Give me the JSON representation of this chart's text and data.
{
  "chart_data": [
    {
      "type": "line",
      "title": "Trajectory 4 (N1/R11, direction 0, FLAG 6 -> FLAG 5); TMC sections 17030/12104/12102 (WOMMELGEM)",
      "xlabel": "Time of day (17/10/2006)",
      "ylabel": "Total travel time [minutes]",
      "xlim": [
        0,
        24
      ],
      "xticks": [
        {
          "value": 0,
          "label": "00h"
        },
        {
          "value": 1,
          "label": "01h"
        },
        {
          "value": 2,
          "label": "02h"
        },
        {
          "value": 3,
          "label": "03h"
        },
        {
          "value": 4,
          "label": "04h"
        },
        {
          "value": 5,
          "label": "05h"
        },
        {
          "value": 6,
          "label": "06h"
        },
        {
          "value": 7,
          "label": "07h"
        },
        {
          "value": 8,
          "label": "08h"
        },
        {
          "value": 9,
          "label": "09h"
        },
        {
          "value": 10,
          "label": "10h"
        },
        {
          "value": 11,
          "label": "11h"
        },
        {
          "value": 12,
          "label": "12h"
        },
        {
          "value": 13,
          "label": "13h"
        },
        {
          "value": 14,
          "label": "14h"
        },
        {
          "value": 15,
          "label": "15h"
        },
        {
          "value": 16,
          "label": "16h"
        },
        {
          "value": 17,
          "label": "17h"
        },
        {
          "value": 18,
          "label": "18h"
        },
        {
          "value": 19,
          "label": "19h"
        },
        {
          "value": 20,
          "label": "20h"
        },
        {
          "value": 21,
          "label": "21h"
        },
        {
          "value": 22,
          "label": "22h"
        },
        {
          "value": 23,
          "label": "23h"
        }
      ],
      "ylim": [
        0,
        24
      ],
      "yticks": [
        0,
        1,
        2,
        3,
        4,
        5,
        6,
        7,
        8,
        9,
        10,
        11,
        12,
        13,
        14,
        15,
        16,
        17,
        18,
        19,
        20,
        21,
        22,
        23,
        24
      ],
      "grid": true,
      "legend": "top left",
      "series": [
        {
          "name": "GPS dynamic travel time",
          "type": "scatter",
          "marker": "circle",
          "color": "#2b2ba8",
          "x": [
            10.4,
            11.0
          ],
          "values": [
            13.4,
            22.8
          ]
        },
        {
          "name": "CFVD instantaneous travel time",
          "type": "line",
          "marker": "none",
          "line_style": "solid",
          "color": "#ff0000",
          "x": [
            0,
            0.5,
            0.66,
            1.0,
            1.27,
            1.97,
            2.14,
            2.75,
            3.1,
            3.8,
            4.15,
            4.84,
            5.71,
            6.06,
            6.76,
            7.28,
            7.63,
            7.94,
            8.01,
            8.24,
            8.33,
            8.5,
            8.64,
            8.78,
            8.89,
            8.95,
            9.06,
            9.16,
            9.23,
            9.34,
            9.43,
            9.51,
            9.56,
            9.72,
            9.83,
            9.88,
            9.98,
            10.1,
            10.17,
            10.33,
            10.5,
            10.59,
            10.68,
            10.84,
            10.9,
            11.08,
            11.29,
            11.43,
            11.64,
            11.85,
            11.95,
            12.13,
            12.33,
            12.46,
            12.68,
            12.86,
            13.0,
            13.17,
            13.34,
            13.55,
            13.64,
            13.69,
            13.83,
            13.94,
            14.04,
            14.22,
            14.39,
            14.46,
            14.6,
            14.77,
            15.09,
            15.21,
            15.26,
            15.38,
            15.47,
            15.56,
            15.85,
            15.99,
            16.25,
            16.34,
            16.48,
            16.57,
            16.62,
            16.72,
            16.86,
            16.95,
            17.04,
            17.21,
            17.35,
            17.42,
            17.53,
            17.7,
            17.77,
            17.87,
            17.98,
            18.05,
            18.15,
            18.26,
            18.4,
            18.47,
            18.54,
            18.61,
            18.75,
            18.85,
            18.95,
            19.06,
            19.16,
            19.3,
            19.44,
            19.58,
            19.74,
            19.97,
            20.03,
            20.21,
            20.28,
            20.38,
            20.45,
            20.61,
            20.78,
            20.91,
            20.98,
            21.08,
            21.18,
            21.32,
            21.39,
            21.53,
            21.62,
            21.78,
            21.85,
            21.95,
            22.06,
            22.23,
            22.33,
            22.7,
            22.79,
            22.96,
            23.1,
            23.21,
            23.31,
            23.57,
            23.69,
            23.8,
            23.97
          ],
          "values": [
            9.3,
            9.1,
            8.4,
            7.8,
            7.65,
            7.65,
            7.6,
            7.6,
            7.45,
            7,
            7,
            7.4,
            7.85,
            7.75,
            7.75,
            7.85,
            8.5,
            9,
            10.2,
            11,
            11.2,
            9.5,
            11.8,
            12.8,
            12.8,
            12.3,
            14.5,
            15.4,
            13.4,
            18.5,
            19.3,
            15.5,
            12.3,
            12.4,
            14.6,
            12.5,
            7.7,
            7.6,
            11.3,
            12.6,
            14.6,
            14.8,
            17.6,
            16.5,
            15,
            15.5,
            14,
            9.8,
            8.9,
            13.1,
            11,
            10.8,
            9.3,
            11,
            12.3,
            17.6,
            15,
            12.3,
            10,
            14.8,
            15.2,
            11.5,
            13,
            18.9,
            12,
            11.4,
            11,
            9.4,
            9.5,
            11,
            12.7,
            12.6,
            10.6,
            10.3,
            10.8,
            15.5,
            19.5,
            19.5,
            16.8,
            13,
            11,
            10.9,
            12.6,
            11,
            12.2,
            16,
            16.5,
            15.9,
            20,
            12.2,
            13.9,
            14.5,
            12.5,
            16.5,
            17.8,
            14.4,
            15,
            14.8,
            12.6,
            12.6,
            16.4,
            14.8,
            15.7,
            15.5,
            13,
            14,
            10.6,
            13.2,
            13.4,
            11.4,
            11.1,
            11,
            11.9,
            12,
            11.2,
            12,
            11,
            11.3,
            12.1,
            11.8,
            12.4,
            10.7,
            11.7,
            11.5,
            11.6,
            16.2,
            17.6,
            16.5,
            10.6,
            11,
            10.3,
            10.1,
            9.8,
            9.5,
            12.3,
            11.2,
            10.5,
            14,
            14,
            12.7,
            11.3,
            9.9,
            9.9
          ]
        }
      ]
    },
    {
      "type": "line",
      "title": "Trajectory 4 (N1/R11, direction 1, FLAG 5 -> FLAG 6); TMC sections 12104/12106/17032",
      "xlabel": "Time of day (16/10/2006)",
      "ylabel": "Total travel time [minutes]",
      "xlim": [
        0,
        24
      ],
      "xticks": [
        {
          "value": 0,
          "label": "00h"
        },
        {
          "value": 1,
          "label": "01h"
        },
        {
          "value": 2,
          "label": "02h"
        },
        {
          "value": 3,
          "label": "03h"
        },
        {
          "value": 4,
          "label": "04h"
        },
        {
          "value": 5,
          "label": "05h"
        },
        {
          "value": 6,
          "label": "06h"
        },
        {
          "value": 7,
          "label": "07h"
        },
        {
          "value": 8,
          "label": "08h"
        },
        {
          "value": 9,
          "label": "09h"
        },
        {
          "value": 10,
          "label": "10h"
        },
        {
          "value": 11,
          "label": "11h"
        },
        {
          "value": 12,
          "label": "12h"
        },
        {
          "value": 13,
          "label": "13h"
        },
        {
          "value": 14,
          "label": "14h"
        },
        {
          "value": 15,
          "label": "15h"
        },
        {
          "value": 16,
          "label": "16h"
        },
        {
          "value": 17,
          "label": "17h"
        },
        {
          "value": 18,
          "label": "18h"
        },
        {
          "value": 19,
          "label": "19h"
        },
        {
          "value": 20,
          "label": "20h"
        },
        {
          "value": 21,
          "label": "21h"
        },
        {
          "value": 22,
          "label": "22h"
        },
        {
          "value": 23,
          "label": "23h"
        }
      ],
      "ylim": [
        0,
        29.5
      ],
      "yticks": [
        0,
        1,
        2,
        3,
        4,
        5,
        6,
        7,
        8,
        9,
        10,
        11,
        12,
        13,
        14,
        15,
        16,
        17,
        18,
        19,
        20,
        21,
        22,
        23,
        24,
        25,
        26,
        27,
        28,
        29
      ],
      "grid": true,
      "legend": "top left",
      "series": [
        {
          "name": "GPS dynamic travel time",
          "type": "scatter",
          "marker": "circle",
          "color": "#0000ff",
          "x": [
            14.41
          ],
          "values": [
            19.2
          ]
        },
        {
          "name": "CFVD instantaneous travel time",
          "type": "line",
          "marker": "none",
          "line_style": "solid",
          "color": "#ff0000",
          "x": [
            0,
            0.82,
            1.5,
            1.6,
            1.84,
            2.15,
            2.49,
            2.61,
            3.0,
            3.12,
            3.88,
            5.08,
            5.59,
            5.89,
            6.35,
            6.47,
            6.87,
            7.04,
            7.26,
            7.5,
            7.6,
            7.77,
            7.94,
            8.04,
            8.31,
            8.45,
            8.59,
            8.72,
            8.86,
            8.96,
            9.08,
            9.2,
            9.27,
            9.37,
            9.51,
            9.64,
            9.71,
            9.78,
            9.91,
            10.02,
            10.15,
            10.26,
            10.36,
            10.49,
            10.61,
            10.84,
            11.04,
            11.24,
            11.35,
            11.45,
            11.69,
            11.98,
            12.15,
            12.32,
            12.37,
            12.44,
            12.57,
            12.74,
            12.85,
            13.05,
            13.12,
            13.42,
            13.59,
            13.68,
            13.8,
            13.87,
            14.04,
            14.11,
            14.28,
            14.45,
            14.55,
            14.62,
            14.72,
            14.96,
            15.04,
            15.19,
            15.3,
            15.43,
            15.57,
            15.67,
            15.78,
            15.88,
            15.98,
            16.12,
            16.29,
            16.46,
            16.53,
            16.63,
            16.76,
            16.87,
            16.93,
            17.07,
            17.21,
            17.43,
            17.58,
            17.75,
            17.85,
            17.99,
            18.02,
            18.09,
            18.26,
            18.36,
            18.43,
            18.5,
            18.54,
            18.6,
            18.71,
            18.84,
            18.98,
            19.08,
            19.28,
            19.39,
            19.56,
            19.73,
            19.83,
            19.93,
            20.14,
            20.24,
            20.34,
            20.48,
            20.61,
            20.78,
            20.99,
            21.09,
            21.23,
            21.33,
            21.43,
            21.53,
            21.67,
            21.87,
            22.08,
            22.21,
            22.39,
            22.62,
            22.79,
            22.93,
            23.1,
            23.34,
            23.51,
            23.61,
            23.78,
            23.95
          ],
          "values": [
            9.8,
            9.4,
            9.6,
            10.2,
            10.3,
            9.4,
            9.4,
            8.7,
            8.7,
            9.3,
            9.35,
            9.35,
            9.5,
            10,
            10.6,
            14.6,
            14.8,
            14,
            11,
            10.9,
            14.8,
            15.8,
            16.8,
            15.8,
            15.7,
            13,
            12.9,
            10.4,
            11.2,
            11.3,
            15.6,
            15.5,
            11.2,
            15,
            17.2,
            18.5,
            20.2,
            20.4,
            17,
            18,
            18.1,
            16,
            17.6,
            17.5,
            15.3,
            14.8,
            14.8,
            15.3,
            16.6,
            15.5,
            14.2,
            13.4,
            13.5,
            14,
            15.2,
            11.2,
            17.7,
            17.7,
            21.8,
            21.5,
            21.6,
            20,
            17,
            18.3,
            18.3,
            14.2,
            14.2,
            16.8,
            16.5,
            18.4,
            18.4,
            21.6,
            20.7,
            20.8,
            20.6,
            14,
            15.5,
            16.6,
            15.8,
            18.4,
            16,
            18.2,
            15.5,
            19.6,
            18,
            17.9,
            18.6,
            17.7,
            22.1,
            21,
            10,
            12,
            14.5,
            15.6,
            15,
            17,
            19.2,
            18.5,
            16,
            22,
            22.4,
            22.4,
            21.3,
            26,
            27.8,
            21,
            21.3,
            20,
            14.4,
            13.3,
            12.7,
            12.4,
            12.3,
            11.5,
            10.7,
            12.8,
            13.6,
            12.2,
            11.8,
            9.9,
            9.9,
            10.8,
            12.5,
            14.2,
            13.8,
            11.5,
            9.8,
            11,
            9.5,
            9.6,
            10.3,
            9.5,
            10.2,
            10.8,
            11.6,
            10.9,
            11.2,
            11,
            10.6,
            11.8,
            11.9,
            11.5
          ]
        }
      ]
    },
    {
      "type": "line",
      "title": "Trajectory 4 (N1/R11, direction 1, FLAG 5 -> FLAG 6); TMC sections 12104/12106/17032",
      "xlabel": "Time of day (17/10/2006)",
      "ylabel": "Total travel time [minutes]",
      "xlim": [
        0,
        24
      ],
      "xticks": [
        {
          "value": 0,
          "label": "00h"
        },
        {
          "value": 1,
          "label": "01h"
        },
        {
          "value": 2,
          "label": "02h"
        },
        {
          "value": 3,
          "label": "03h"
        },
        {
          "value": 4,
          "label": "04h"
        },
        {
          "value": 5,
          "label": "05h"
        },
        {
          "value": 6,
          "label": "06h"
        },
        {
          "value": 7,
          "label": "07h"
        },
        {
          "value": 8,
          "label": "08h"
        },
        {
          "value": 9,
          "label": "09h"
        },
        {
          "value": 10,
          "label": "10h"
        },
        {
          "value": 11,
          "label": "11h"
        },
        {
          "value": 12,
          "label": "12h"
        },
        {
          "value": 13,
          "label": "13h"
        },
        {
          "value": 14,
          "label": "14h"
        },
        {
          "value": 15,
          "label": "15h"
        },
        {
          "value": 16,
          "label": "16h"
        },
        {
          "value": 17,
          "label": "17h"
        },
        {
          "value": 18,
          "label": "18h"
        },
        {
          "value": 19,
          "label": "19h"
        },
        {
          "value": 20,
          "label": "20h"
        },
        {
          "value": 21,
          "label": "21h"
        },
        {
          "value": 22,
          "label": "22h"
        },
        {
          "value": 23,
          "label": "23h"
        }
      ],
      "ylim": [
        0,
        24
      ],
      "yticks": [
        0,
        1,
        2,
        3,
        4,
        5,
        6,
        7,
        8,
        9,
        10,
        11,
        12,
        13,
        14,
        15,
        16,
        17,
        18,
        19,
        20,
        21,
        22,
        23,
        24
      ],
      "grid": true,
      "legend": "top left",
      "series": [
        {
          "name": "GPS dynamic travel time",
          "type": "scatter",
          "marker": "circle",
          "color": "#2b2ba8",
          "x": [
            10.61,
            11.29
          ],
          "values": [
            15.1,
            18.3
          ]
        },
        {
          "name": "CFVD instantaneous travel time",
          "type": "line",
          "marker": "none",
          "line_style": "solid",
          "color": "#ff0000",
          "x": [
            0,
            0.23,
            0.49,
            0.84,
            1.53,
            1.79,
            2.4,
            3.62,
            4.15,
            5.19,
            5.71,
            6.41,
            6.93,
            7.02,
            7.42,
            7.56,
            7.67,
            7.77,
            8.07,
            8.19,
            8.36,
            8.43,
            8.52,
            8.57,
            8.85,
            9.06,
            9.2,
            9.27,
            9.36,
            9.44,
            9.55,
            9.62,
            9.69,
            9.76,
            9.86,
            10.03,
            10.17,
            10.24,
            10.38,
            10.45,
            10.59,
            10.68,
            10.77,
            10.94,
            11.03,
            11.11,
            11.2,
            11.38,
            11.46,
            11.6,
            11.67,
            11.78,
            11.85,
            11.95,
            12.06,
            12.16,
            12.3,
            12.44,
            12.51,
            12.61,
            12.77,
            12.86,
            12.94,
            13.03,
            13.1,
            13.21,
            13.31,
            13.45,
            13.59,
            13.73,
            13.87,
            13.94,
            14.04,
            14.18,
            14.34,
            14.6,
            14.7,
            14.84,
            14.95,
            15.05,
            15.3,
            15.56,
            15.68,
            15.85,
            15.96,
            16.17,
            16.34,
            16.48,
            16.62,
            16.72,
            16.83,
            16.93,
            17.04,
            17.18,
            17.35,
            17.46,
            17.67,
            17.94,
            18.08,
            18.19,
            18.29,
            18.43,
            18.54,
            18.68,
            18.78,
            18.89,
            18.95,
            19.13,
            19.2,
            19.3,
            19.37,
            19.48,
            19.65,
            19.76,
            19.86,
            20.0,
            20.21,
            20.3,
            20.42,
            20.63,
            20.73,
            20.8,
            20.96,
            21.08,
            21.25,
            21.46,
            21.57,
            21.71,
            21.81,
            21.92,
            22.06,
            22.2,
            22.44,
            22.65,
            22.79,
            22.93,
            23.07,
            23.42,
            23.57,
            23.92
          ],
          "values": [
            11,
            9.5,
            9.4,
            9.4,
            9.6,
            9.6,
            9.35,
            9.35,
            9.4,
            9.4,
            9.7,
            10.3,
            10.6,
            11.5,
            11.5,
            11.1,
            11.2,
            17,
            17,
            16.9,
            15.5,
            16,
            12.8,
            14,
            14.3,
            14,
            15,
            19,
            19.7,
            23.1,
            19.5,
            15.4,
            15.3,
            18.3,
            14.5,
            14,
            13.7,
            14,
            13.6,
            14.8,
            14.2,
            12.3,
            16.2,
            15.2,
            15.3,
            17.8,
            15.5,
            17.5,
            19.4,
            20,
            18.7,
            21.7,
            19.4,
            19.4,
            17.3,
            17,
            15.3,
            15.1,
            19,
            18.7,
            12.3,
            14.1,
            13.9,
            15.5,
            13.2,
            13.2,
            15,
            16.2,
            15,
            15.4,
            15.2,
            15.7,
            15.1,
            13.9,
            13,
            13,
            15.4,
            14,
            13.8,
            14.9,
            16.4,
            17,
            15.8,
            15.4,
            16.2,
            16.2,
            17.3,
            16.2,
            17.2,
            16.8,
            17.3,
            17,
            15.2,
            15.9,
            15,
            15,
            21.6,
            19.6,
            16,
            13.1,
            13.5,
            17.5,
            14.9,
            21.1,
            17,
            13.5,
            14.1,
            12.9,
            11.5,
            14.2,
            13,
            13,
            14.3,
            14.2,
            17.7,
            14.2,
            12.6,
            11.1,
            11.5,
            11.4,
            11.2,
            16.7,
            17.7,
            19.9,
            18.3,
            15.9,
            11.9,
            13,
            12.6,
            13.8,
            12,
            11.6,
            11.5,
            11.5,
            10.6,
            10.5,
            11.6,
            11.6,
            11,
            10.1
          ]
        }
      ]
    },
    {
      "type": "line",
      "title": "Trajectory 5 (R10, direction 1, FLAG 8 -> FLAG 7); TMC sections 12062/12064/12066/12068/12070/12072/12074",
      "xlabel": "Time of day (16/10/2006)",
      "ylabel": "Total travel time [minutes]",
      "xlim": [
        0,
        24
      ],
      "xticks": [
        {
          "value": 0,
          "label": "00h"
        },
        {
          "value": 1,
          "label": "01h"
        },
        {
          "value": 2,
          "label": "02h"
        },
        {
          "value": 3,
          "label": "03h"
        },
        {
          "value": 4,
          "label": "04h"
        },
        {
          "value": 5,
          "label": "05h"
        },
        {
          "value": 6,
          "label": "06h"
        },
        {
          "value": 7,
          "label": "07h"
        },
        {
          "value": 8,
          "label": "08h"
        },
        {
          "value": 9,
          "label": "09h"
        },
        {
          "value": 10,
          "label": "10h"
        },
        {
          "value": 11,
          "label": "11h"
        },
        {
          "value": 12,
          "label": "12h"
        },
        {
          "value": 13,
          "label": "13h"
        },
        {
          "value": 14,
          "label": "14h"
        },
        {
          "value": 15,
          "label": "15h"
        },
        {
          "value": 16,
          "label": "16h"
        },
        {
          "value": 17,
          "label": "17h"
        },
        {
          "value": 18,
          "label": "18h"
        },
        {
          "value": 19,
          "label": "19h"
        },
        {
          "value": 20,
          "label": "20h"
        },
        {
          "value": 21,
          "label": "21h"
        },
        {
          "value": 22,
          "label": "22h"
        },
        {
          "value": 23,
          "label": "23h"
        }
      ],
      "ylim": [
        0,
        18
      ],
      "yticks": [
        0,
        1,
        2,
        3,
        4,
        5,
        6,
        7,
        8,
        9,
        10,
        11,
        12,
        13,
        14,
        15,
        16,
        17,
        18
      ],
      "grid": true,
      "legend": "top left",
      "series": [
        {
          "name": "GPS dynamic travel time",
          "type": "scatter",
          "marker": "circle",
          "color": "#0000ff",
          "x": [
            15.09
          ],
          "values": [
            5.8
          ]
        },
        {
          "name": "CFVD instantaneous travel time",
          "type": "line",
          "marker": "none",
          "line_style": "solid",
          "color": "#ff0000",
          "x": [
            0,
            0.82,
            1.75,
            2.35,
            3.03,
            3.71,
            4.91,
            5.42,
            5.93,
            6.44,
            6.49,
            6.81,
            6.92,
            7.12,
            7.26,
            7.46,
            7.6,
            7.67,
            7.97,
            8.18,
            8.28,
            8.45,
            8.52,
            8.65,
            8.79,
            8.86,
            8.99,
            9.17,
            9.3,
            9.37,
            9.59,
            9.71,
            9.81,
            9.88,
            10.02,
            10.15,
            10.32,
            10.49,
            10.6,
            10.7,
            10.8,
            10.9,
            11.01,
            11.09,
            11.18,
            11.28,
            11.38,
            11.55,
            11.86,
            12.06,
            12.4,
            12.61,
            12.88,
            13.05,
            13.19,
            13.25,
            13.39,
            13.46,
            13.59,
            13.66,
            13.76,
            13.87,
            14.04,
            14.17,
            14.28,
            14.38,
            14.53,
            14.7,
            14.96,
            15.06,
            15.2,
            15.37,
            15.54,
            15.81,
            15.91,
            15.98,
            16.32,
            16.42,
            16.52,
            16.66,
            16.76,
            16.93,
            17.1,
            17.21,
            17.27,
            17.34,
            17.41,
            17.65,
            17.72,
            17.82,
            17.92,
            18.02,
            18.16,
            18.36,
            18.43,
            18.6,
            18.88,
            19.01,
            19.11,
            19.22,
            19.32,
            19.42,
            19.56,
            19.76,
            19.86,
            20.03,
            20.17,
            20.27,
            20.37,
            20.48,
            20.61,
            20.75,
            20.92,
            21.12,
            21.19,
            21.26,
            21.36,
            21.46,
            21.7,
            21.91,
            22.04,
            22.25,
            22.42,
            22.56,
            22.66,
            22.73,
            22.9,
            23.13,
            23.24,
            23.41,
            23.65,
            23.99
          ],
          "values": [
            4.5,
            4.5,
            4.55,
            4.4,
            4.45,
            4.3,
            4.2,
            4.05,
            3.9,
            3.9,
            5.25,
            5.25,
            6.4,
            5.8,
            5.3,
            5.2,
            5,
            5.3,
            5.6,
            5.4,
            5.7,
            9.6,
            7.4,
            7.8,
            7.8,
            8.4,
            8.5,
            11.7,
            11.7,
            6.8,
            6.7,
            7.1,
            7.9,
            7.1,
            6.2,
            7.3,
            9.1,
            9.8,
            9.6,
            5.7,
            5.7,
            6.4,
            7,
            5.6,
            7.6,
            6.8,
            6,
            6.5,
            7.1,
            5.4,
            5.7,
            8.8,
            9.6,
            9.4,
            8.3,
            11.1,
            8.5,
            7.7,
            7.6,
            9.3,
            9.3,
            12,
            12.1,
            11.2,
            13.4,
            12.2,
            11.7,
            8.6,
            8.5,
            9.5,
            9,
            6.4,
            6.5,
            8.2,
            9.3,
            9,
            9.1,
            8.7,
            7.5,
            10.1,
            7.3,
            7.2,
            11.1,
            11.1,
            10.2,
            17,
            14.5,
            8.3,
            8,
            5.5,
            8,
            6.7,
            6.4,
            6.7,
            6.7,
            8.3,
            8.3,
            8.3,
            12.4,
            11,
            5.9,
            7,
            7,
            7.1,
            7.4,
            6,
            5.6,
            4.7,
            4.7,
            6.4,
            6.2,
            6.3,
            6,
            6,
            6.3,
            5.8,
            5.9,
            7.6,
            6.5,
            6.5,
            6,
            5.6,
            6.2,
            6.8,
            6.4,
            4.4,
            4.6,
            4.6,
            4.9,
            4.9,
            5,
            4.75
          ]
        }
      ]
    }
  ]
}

*Your instructions*:
For each line above that contains the word "title", copy that line.

*Completed task*:
      "title": "Trajectory 4 (N1/R11, direction 0, FLAG 6 -> FLAG 5); TMC sections 17030/12104/12102 (WOMMELGEM)",
      "title": "Trajectory 4 (N1/R11, direction 1, FLAG 5 -> FLAG 6); TMC sections 12104/12106/17032",
      "title": "Trajectory 4 (N1/R11, direction 1, FLAG 5 -> FLAG 6); TMC sections 12104/12106/17032",
      "title": "Trajectory 5 (R10, direction 1, FLAG 8 -> FLAG 7); TMC sections 12062/12064/12066/12068/12070/12072/12074",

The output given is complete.